* _TEXT SECTION_
Table of contents

What Logging and Monitoring Options Are Available for Mechanize Applications?

When building web scraping applications with Ruby's Mechanize library, proper logging and monitoring are essential for debugging, performance optimization, and maintaining reliable scraping operations. Mechanize provides several built-in logging capabilities, and you can extend these with custom monitoring solutions to create robust, production-ready scraping applications.

Built-in Mechanize Logging

Basic HTTP Request Logging

Mechanize includes built-in logging capabilities that can track HTTP requests, responses, and various internal operations. The primary logging mechanism uses Ruby's standard Logger class:

require 'mechanize'
require 'logger'

# Create a logger instance
logger = Logger.new(STDOUT)
logger.level = Logger::DEBUG

# Create Mechanize agent with logging
agent = Mechanize.new do |a|
  a.log = logger
end

# Your scraping operations will now be logged
page = agent.get('https://example.com')

Detailed Request/Response Logging

For more detailed logging that includes request headers, response codes, and timing information:

require 'mechanize'
require 'logger'

class DetailedLogger < Logger
  def initialize(logdev)
    super(logdev)
    self.level = DEBUG
    self.formatter = proc do |severity, datetime, progname, msg|
      "[#{datetime.strftime('%Y-%m-%d %H:%M:%S')}] #{severity}: #{msg}\n"
    end
  end
end

agent = Mechanize.new do |a|
  a.log = DetailedLogger.new('mechanize.log')
  a.user_agent = 'My Scraper 1.0'
end

# Enable verbose logging for debugging
agent.agent.http.debug_output = $stderr if ENV['DEBUG']

Log Levels and Filtering

Configure different log levels to control the verbosity of your logging:

require 'mechanize'
require 'logger'

logger = Logger.new('scraper.log', 'daily')

* _WORK TO BE COMPLETED_
Please write the next part of the Mechanize logging guide, picking up right after its last line of code.

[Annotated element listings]
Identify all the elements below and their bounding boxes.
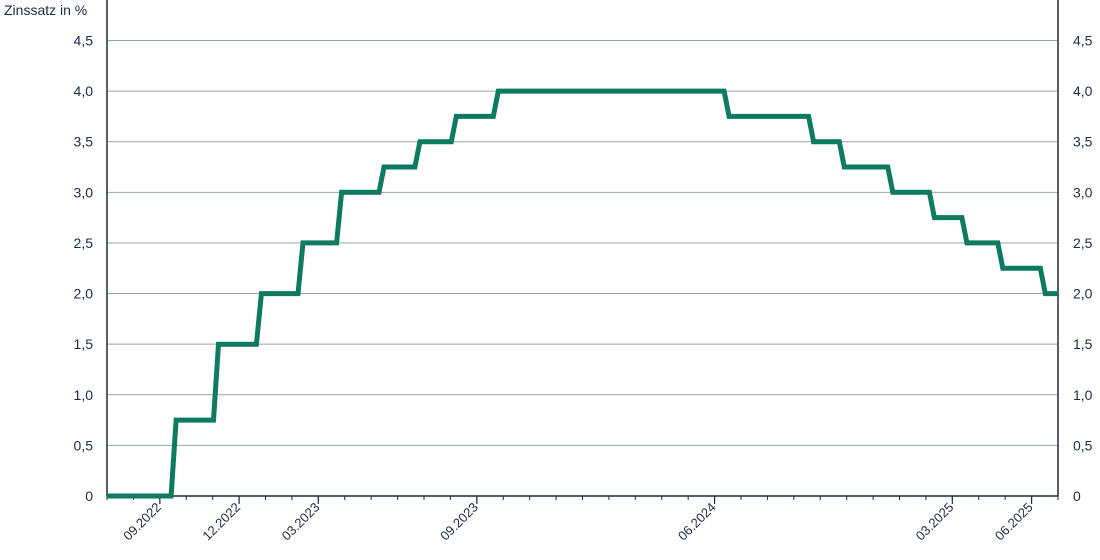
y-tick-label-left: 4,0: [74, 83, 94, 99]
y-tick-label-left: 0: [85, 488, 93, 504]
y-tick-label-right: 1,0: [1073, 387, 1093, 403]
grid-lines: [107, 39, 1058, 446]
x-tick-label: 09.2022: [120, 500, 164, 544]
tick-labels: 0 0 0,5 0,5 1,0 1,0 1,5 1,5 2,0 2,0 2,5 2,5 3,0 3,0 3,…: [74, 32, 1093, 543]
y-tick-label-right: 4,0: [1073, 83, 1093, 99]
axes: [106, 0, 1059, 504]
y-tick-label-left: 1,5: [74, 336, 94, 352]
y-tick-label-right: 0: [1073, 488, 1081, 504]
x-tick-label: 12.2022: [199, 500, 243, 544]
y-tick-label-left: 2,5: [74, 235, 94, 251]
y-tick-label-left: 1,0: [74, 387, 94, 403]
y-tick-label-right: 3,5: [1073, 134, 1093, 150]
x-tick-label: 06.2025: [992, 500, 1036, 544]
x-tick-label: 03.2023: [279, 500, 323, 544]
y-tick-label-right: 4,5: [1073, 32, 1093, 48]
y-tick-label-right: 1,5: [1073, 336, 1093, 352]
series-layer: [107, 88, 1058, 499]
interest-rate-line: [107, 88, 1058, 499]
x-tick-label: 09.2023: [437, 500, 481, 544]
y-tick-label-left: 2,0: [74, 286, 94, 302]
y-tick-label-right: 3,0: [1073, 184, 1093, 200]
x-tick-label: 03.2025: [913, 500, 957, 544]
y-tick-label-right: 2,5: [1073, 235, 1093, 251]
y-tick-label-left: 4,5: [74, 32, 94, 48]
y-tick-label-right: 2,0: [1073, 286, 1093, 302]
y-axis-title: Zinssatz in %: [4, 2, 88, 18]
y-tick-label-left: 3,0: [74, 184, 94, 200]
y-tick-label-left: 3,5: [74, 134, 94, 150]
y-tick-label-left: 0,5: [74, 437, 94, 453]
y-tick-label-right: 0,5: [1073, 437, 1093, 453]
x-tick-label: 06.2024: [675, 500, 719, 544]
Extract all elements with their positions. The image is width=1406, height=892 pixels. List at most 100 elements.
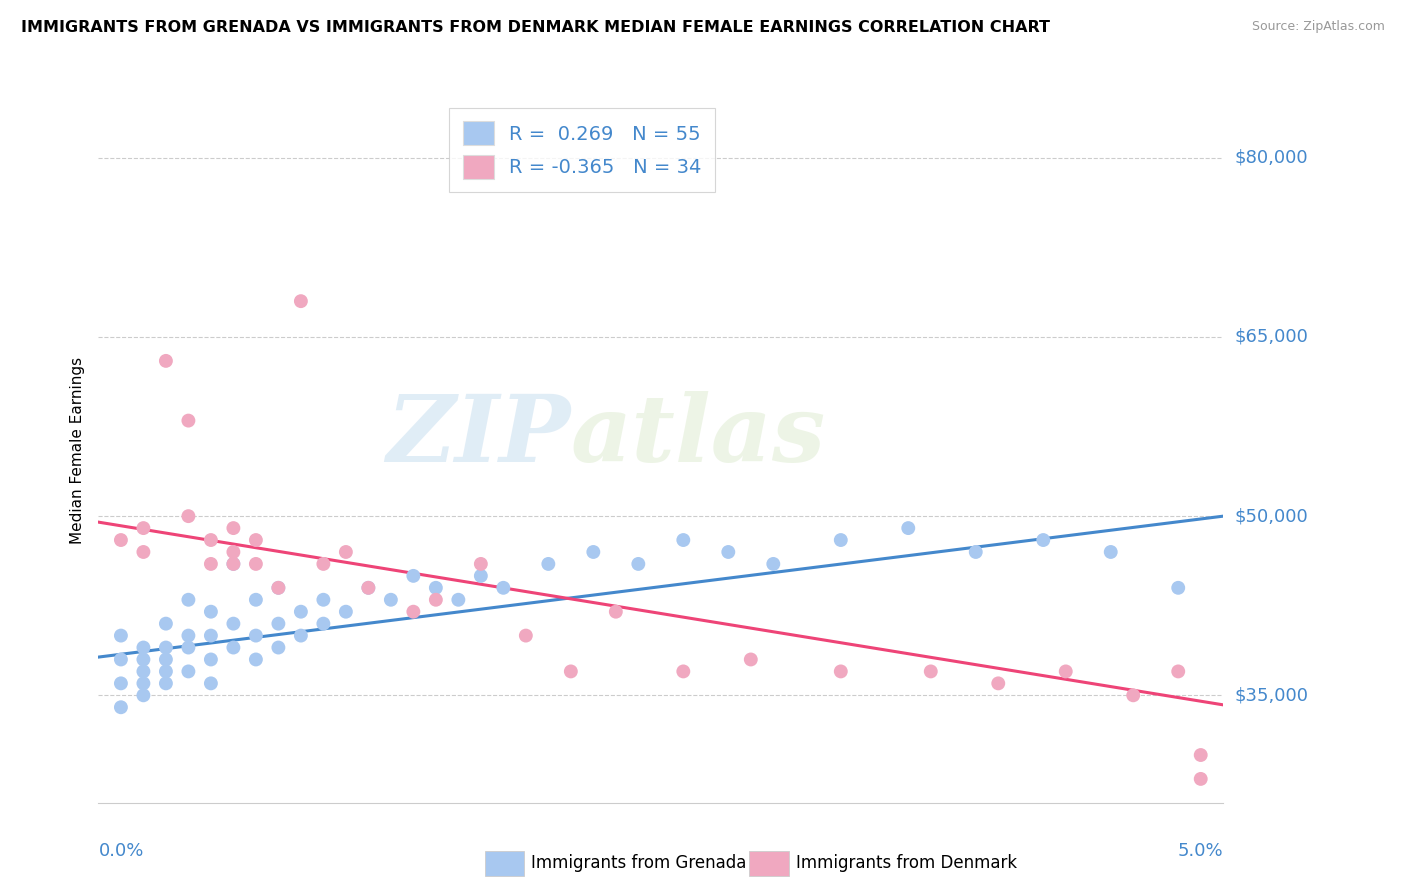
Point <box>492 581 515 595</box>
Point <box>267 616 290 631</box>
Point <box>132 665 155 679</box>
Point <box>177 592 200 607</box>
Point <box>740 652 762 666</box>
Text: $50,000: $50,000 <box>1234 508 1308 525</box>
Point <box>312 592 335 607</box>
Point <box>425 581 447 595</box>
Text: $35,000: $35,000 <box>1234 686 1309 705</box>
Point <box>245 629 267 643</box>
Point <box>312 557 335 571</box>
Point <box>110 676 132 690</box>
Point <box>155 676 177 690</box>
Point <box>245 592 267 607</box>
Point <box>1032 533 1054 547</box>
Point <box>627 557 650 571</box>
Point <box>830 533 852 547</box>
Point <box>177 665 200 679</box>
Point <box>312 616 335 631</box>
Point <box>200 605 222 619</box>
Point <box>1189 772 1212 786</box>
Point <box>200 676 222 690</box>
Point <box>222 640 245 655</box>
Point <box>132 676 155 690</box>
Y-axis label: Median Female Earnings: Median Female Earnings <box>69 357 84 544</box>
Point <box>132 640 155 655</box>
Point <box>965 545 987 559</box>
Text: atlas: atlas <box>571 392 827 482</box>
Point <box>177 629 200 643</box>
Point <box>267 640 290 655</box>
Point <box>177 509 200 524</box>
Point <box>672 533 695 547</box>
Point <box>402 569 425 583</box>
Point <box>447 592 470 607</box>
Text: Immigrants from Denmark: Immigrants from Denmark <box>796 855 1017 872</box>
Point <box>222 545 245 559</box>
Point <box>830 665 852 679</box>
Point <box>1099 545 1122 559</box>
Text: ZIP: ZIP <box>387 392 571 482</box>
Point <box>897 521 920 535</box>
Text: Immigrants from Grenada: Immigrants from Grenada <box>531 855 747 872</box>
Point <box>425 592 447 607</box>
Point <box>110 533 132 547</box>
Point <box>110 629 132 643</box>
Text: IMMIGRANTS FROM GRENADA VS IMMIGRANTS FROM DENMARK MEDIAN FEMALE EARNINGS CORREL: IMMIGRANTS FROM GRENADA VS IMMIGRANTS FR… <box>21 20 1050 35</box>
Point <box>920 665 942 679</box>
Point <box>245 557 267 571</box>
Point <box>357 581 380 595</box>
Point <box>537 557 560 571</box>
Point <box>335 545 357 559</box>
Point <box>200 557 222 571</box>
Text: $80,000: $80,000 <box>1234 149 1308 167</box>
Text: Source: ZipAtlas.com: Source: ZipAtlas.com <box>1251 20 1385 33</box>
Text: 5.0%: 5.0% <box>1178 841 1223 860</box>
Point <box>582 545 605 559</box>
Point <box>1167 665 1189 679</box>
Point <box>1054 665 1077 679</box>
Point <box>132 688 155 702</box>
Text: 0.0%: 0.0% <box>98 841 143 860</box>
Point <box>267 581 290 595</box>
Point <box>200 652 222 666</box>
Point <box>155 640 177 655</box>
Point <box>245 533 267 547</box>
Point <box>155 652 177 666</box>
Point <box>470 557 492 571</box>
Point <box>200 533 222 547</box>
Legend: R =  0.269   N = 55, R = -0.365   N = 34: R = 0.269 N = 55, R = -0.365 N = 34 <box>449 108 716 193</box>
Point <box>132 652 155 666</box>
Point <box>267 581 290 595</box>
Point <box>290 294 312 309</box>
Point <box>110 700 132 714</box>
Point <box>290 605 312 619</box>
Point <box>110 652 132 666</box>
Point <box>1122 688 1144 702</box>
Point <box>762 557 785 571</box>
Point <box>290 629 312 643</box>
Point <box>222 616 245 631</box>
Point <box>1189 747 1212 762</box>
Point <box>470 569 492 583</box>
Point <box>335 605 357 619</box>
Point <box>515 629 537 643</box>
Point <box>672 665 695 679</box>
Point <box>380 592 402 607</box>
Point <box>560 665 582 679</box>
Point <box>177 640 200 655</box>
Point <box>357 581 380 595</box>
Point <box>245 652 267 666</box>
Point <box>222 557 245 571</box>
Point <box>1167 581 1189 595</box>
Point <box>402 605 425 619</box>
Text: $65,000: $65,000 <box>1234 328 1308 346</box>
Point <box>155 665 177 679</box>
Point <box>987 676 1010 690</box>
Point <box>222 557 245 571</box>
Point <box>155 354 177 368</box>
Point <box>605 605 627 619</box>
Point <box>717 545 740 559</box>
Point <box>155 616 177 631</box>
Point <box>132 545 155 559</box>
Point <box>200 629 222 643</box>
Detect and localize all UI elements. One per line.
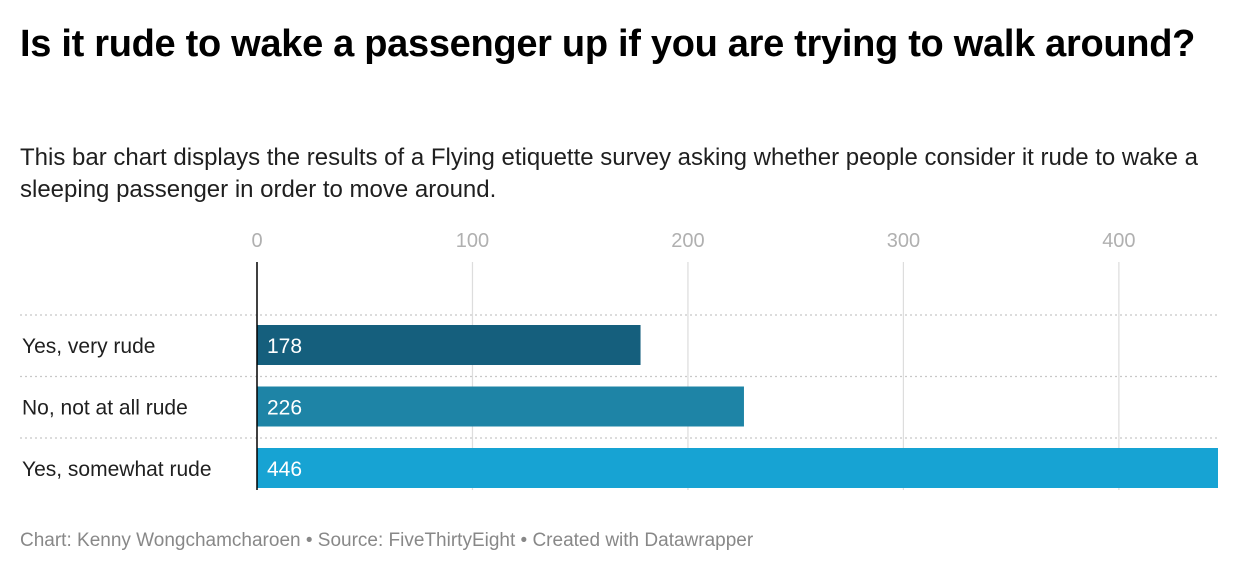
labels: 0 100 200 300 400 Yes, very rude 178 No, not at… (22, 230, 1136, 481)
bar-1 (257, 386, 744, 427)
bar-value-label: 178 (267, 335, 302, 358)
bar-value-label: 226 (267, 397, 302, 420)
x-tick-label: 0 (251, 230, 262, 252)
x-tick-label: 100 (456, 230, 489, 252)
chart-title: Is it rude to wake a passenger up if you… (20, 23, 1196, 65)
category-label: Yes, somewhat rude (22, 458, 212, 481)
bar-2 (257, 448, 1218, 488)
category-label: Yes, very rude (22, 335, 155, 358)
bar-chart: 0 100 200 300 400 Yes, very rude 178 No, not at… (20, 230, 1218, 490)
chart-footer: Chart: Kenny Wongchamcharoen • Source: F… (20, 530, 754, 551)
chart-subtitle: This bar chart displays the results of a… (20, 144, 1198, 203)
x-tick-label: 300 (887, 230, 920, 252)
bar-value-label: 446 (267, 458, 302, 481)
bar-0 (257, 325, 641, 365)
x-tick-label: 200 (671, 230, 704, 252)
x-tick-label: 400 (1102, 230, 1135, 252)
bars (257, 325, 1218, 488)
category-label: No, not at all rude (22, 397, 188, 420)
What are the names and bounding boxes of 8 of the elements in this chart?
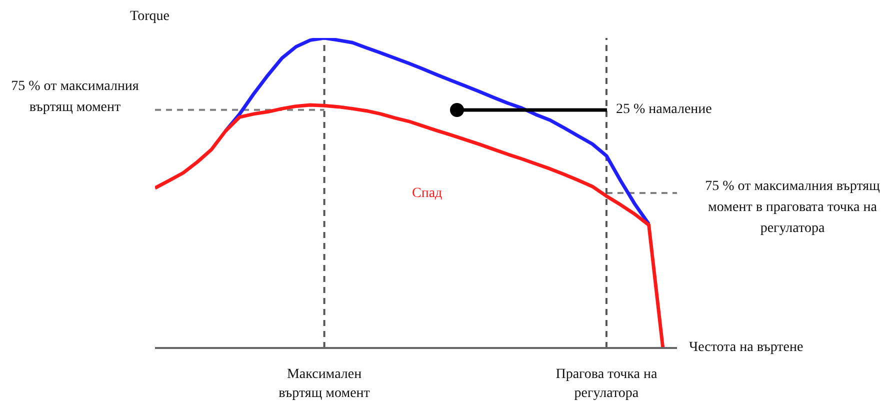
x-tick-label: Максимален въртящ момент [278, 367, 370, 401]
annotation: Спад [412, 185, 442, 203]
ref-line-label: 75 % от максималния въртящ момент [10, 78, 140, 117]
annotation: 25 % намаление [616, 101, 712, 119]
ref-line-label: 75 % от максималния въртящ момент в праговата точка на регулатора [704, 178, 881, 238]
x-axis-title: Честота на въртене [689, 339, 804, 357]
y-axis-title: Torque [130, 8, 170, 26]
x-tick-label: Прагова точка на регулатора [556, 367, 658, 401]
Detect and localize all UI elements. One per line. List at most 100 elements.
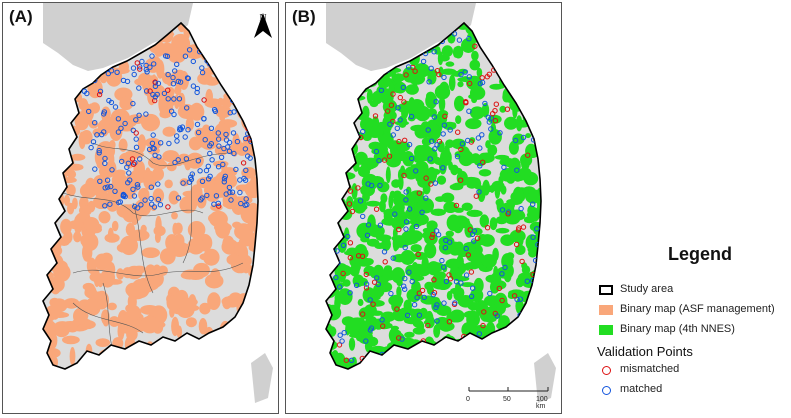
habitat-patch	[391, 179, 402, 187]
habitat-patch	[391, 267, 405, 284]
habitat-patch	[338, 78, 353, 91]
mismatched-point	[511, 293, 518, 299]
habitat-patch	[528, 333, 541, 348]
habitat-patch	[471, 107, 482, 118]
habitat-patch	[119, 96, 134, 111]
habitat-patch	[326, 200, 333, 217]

* _EXERCISE OUTPUT_
logger.level = case ENV['LOG_LEVEL']
               when 'DEBUG' then Logger::DEBUG
               when 'INFO' then Logger::INFO
               when 'WARN' then Logger::WARN
               when 'ERROR' then Logger::ERROR
               else Logger::INFO
               end

agent = Mechanize.new { |a| a.log = logger }

# Log custom messages at different levels
logger.info "Starting scraping session"
logger.debug "Processing page: #{url}"
logger.warn "Rate limit detected, waiting..."
logger.error "Failed to parse response"

Custom Logging and Monitoring

Request/Response Middleware

Create custom middleware to log specific aspects of your scraping operations:

class ScrapingMonitor
  attr_reader :request_count, :error_count, :start_time

  def initialize
    @request_count = 0
    @error_count = 0
    @start_time = Time.now
    @logger = Logger.new('scraping_monitor.log')
  end

  def log_request(url, method = 'GET')
    @request_count += 1
    @logger.info "Request ##{@request_count}: #{method} #{url}"
  end

  def log_response(response, duration)
    @logger.info "Response: #{response.code} (#{duration.round(3)}s)"
  end

  def log_error(error, url)
    @error_count += 1
    @logger.error "Error ##{@error_count} at #{url}: #{error.message}"
  end

  def stats
    runtime = Time.now - @start_time
    {
      requests: @request_count,
      errors: @error_count,
      runtime: runtime,
      requests_per_second: @request_count / runtime
    }
  end
end

# Usage with Mechanize
monitor = ScrapingMonitor.new
agent = Mechanize.new

begin
  start_time = Time.now
  monitor.log_request(url)

  page = agent.get(url)

  duration = Time.now - start_time
  monitor.log_response(page, duration)
rescue => error
  monitor.log_error(error, url)
end

puts monitor.stats

Performance Monitoring

Track performance metrics for your scraping operations:

class PerformanceTracker
  def initialize
    @metrics = {}
    @logger = Logger.new('performance.log')
  end

  def track(operation_name)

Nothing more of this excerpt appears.